# [What the task asks]
All of the material below is to be retyped exactly.

══ Data for the task

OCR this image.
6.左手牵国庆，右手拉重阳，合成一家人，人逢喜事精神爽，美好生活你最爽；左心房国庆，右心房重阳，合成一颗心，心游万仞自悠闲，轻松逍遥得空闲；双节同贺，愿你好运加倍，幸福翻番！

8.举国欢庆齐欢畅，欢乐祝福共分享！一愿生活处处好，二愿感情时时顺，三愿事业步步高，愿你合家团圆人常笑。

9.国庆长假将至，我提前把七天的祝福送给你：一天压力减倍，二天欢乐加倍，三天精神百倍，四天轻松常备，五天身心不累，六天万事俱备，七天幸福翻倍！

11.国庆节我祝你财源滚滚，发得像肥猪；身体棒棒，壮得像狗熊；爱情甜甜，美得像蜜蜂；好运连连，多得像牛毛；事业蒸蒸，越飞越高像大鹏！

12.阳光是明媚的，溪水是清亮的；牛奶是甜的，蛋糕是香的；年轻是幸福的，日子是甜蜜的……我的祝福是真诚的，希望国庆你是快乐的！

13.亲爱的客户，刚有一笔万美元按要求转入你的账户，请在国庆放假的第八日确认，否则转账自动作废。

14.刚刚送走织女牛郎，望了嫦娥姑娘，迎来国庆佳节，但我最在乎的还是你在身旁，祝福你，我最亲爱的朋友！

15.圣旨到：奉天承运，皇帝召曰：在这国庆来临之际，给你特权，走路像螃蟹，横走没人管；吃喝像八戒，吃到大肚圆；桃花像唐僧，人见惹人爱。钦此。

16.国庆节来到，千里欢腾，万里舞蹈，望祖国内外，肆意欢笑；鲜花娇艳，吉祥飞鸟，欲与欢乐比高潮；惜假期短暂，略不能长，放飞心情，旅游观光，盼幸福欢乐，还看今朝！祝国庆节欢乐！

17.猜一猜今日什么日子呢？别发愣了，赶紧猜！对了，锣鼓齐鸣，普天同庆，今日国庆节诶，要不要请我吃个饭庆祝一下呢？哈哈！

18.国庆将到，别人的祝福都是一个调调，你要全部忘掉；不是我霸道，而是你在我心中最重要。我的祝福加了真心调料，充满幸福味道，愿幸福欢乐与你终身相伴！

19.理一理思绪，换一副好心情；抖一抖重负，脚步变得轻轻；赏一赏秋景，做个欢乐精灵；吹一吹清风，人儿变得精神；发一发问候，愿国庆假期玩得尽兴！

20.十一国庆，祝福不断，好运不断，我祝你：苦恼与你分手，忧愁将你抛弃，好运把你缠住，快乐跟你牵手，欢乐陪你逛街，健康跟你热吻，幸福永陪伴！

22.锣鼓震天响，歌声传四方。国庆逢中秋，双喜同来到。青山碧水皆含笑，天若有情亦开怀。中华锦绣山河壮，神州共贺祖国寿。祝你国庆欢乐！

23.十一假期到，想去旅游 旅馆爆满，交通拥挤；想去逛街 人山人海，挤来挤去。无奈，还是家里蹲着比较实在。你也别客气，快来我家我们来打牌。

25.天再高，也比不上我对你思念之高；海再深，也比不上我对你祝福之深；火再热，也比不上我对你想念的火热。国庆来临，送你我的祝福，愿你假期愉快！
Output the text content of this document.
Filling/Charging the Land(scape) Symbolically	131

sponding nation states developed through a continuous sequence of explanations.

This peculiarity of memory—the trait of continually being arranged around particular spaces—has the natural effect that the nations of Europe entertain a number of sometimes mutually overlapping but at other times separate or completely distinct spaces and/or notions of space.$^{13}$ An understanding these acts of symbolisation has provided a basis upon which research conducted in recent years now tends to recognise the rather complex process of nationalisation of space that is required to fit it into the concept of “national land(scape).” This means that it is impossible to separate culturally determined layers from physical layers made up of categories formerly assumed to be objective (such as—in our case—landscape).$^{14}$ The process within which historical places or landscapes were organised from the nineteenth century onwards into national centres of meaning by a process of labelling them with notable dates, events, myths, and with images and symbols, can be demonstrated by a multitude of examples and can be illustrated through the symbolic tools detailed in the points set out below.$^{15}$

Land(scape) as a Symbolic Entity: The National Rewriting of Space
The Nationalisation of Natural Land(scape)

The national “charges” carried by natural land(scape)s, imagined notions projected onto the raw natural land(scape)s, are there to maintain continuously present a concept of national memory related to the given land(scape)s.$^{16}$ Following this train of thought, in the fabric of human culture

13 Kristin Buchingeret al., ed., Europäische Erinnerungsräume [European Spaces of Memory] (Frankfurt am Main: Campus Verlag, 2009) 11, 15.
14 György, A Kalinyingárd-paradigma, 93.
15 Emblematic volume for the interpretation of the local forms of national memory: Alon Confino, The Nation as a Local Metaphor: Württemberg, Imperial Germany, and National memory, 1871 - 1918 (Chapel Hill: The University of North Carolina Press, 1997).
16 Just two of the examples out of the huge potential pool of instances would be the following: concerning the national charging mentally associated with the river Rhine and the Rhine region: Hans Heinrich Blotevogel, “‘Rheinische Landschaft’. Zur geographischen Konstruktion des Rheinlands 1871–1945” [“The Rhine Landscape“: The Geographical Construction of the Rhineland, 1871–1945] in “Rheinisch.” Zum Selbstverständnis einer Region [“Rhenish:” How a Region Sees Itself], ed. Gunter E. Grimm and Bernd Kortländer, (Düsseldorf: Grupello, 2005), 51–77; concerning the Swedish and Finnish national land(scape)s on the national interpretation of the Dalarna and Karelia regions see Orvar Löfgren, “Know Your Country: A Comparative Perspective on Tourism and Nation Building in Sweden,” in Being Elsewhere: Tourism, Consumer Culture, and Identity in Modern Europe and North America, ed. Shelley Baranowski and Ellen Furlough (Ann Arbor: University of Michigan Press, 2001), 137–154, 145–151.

════

# [Answer to the task]
OCR this image.
6.左手牵国庆，右手拉重阳，合成一家人，人逢喜事精神爽，美好生活你最爽；左心房国庆，右心房重阳，合成一颗心，心游万仞自悠闲，轻松逍遥得空闲；双节同贺，愿你好运加倍，幸福翻番！

8.举国欢庆齐欢畅，欢乐祝福共分享！一愿生活处处好，二愿感情时时顺，三愿事业步步高，愿你合家团圆人常笑。

9.国庆长假将至，我提前把七天的祝福送给你：一天压力减倍，二天欢乐加倍，三天精神百倍，四天轻松常备，五天身心不累，六天万事俱备，七天幸福翻倍！

11.国庆节我祝你财源滚滚，发得像肥猪；身体棒棒，壮得像狗熊；爱情甜甜，美得像蜜蜂；好运连连，多得像牛毛；事业蒸蒸，越飞越高像大鹏！

12.阳光是明媚的，溪水是清亮的；牛奶是甜的，蛋糕是香的；年轻是幸福的，日子是甜蜜的……我的祝福是真诚的，希望国庆你是快乐的！

13.亲爱的客户，刚有一笔万美元按要求转入你的账户，请在国庆放假的第八日确认，否则转账自动作废。

14.刚刚送走织女牛郎，望了嫦娥姑娘，迎来国庆佳节，但我最在乎的还是你在身旁，祝福你，我最亲爱的朋友！

15.圣旨到：奉天承运，皇帝召曰：在这国庆来临之际，给你特权，走路像螃蟹，横走没人管；吃喝像八戒，吃到大肚圆；桃花像唐僧，人见惹人爱。钦此。

16.国庆节来到，千里欢腾，万里舞蹈，望祖国内外，肆意欢笑；鲜花娇艳，吉祥飞鸟，欲与欢乐比高潮；惜假期短暂，略不能长，放飞心情，旅游观光，盼幸福欢乐，还看今朝！祝国庆节欢乐！

17.猜一猜今日什么日子呢？别发愣了，赶紧猜！对了，锣鼓齐鸣，普天同庆，今日国庆节诶，要不要请我吃个饭庆祝一下呢？哈哈！

18.国庆将到，别人的祝福都是一个调调，你要全部忘掉；不是我霸道，而是你在我心中最重要。我的祝福加了真心调料，充满幸福味道，愿幸福欢乐与你终身相伴！

19.理一理思绪，换一副好心情；抖一抖重负，脚步变得轻轻；赏一赏秋景，做个欢乐精灵；吹一吹清风，人儿变得精神；发一发问候，愿国庆假期玩得尽兴！

20.十一国庆，祝福不断，好运不断，我祝你：苦恼与你分手，忧愁将你抛弃，好运把你缠住，快乐跟你牵手，欢乐陪你逛街，健康跟你热吻，幸福永陪伴！

22.锣鼓震天响，歌声传四方。国庆逢中秋，双喜同来到。青山碧水皆含笑，天若有情亦开怀。中华锦绣山河壮，神州共贺祖国寿。祝你国庆欢乐！

23.十一假期到，想去旅游 旅馆爆满，交通拥挤；想去逛街 人山人海，挤来挤去。无奈，还是家里蹲着比较实在。你也别客气，快来我家我们来打牌。

25.天再高，也比不上我对你思念之高；海再深，也比不上我对你祝福之深；火再热，也比不上我对你想念的火热。国庆来临，送你我的祝福，愿你假期愉快！
Output the text content of this document.
Filling/Charging the Land(scape) Symbolically	131

sponding nation states developed through a continuous sequence of explanations.

This peculiarity of memory—the trait of continually being arranged around particular spaces—has the natural effect that the nations of Europe entertain a number of sometimes mutually overlapping but at other times separate or completely distinct spaces and/or notions of space.$^{13}$ An understanding these acts of symbolisation has provided a basis upon which research conducted in recent years now tends to recognise the rather complex process of nationalisation of space that is required to fit it into the concept of “national land(scape).” This means that it is impossible to separate culturally determined layers from physical layers made up of categories formerly assumed to be objective (such as—in our case—landscape).$^{14}$ The process within which historical places or landscapes were organised from the nineteenth century onwards into national centres of meaning by a process of labelling them with notable dates, events, myths, and with images and symbols, can be demonstrated by a multitude of examples and can be illustrated through the symbolic tools detailed in the points set out below.$^{15}$

Land(scape) as a Symbolic Entity: The National Rewriting of Space
The Nationalisation of Natural Land(scape)

The national “charges” carried by natural land(scape)s, imagined notions projected onto the raw natural land(scape)s, are there to maintain continuously present a concept of national memory related to the given land(scape)s.$^{16}$ Following this train of thought, in the fabric of human culture

13 Kristin Buchingeret al., ed., Europäische Erinnerungsräume [European Spaces of Memory] (Frankfurt am Main: Campus Verlag, 2009) 11, 15.
14 György, A Kalinyingárd-paradigma, 93.
15 Emblematic volume for the interpretation of the local forms of national memory: Alon Confino, The Nation as a Local Metaphor: Württemberg, Imperial Germany, and National memory, 1871 - 1918 (Chapel Hill: The University of North Carolina Press, 1997).
16 Just two of the examples out of the huge potential pool of instances would be the following: concerning the national charging mentally associated with the river Rhine and the Rhine region: Hans Heinrich Blotevogel, “‘Rheinische Landschaft’. Zur geographischen Konstruktion des Rheinlands 1871–1945” [“The Rhine Landscape“: The Geographical Construction of the Rhineland, 1871–1945] in “Rheinisch.” Zum Selbstverständnis einer Region [“Rhenish:” How a Region Sees Itself], ed. Gunter E. Grimm and Bernd Kortländer, (Düsseldorf: Grupello, 2005), 51–77; concerning the Swedish and Finnish national land(scape)s on the national interpretation of the Dalarna and Karelia regions see Orvar Löfgren, “Know Your Country: A Comparative Perspective on Tourism and Nation Building in Sweden,” in Being Elsewhere: Tourism, Consumer Culture, and Identity in Modern Europe and North America, ed. Shelley Baranowski and Ellen Furlough (Ann Arbor: University of Michigan Press, 2001), 137–154, 145–151.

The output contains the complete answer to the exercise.